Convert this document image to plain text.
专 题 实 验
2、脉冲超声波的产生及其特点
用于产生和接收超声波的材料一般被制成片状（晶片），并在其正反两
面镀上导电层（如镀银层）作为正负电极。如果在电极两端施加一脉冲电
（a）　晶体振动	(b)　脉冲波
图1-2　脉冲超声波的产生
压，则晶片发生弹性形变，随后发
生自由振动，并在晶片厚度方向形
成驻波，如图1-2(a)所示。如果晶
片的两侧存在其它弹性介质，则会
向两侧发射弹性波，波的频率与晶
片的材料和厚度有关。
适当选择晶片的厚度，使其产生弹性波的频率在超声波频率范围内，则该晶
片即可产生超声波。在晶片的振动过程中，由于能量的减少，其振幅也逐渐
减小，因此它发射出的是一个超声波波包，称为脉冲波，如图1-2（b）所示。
┄┄┄┄┄┄┄┄┄┄
Write the data back out verbatim.

> Exercise solution
Convert this document image to plain text.
专 题 实 验
2、脉冲超声波的产生及其特点
用于产生和接收超声波的材料一般被制成片状（晶片），并在其正反两
面镀上导电层（如镀银层）作为正负电极。如果在电极两端施加一脉冲电
（a）　晶体振动	(b)　脉冲波
图1-2　脉冲超声波的产生
压，则晶片发生弹性形变，随后发
生自由振动，并在晶片厚度方向形
成驻波，如图1-2(a)所示。如果晶
片的两侧存在其它弹性介质，则会
向两侧发射弹性波，波的频率与晶
片的材料和厚度有关。
适当选择晶片的厚度，使其产生弹性波的频率在超声波频率范围内，则该晶
片即可产生超声波。在晶片的振动过程中，由于能量的减少，其振幅也逐渐
减小，因此它发射出的是一个超声波波包，称为脉冲波，如图1-2（b）所示。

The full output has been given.